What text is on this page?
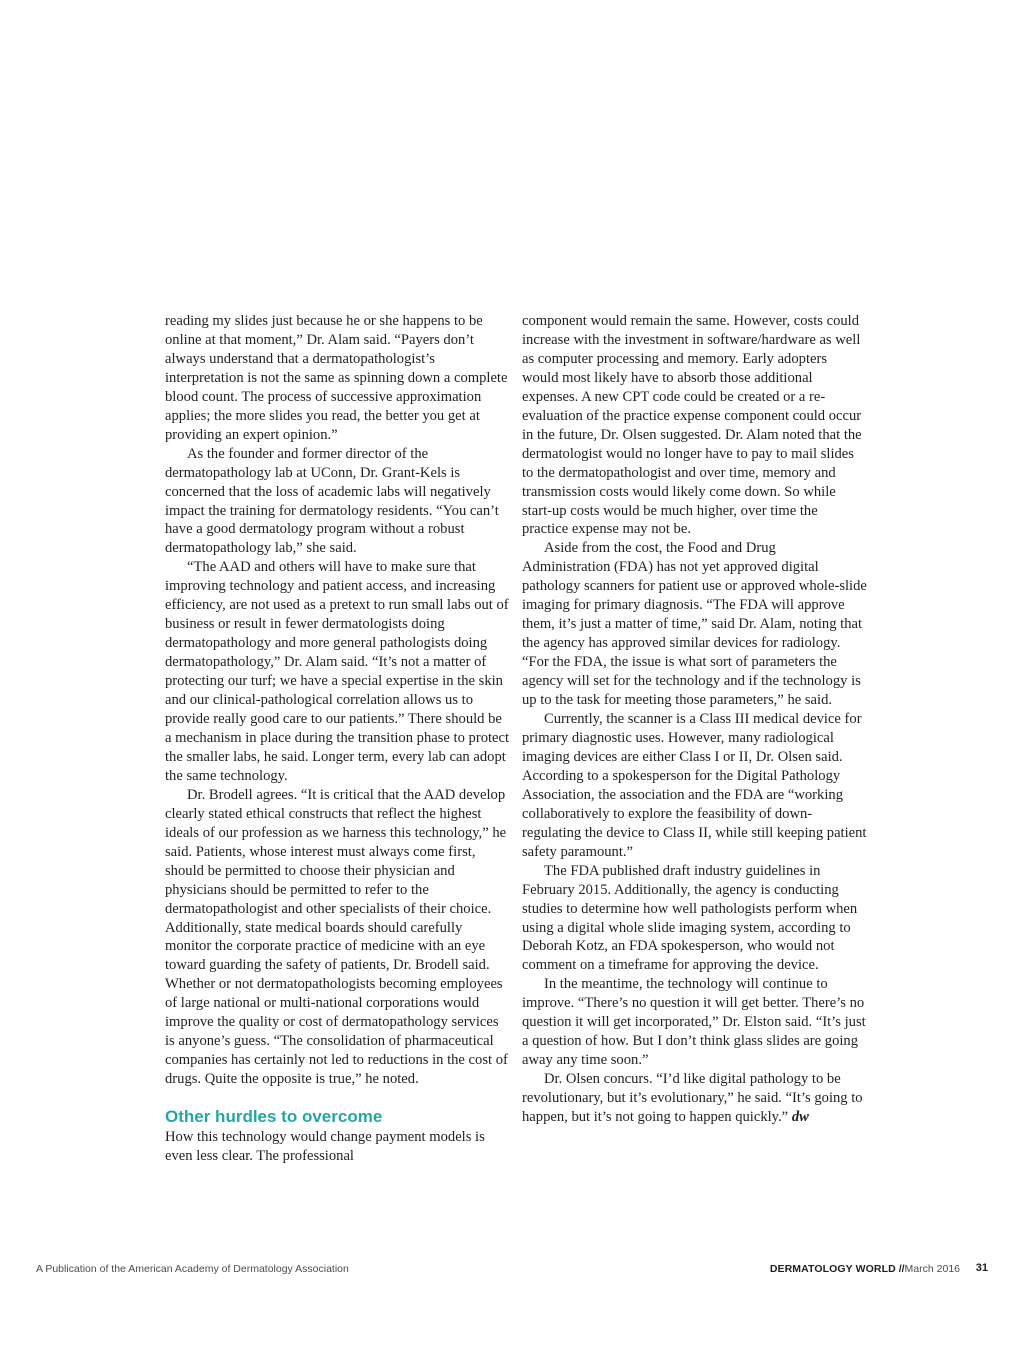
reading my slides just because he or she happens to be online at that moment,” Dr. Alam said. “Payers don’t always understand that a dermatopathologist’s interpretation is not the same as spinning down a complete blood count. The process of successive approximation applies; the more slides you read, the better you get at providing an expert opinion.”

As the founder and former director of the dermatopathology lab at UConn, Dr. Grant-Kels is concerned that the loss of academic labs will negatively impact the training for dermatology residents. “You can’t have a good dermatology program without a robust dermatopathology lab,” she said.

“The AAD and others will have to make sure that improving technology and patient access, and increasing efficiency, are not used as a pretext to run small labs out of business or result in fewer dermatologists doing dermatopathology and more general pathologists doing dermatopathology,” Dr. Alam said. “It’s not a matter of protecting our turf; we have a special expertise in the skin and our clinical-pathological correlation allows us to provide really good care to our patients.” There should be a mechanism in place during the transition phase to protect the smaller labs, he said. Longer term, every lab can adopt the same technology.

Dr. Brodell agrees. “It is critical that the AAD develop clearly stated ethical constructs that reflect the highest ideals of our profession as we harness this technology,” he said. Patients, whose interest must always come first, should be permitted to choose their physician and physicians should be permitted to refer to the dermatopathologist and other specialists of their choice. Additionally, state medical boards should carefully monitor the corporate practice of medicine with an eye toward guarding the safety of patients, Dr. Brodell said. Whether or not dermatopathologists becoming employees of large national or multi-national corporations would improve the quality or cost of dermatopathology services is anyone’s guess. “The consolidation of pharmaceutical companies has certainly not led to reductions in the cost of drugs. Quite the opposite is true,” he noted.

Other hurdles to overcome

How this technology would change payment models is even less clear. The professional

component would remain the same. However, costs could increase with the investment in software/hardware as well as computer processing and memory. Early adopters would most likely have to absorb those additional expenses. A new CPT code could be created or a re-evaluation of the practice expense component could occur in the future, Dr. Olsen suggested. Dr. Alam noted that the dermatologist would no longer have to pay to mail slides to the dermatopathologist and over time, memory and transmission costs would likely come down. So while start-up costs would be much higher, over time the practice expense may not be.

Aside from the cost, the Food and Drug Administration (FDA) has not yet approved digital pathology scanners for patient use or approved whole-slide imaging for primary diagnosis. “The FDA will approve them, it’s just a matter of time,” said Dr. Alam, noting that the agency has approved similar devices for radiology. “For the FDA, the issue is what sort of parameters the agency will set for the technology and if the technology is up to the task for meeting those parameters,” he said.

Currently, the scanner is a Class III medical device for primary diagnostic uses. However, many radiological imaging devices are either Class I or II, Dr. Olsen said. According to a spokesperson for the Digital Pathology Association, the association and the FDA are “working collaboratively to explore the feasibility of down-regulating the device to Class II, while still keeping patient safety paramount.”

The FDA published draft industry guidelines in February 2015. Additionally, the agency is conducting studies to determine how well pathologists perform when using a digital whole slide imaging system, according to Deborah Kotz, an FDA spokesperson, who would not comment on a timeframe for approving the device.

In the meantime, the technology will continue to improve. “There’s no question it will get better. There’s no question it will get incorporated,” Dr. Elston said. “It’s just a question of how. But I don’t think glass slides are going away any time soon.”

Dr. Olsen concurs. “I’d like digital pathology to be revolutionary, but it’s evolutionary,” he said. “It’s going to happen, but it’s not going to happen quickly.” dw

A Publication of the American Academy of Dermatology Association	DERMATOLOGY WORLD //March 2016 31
........
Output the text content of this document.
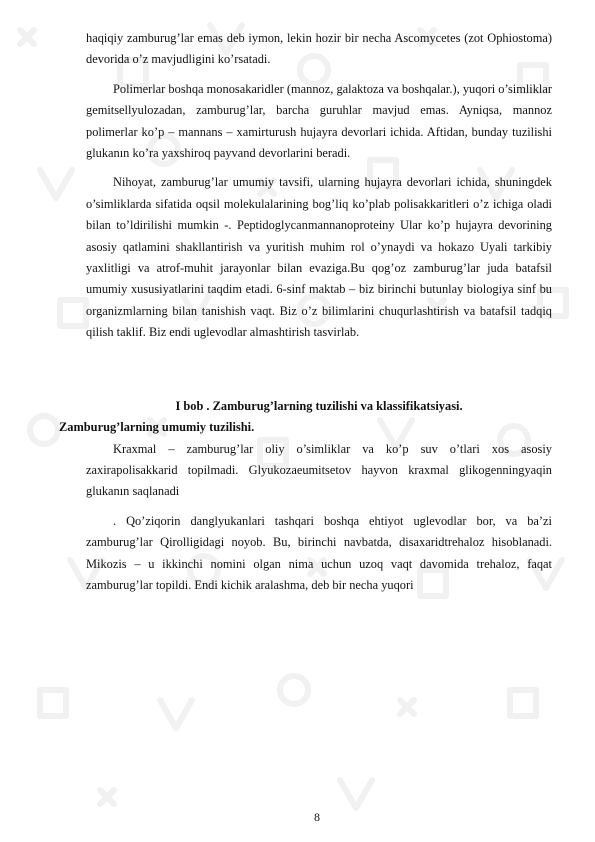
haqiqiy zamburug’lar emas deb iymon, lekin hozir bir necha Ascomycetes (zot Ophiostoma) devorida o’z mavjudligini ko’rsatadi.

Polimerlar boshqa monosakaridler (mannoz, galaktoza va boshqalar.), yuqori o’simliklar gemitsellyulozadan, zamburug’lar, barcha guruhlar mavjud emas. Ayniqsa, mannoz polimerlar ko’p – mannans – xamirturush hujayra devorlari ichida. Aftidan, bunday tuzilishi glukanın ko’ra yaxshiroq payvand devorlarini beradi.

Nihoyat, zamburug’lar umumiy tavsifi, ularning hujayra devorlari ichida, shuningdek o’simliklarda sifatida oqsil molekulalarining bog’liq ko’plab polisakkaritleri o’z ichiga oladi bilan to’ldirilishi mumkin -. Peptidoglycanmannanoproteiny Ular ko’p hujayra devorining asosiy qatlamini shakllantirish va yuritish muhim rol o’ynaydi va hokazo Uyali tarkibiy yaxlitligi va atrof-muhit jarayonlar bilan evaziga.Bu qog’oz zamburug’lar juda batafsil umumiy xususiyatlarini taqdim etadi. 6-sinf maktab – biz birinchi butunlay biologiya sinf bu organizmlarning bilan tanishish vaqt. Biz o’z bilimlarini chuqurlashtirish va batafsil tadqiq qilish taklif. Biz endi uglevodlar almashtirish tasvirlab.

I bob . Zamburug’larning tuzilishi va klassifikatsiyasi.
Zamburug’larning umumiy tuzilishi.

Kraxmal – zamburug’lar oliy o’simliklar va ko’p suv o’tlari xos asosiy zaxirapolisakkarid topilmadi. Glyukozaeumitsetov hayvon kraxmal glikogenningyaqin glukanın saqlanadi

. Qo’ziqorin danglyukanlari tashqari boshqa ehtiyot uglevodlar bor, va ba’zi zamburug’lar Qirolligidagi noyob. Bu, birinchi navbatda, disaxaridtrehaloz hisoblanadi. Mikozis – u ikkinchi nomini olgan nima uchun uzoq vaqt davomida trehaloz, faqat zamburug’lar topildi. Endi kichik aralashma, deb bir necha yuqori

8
........
■ **What you will do**
Please show the lines of the material that contain the string "Association".

■ **Written answer**
Currently, the scanner is a Class III medical device for primary diagnostic uses. However, many radiological imaging devices are either Class I or II, Dr. Olsen said. According to a spokesperson for the Digital Pathology Association, the association and the FDA are “working collaboratively to explore the feasibility of down-regulating the device to Class II, while still keeping patient safety paramount.”
A Publication of the American Academy of Dermatology Association	DERMATOLOGY WORLD //March 2016 31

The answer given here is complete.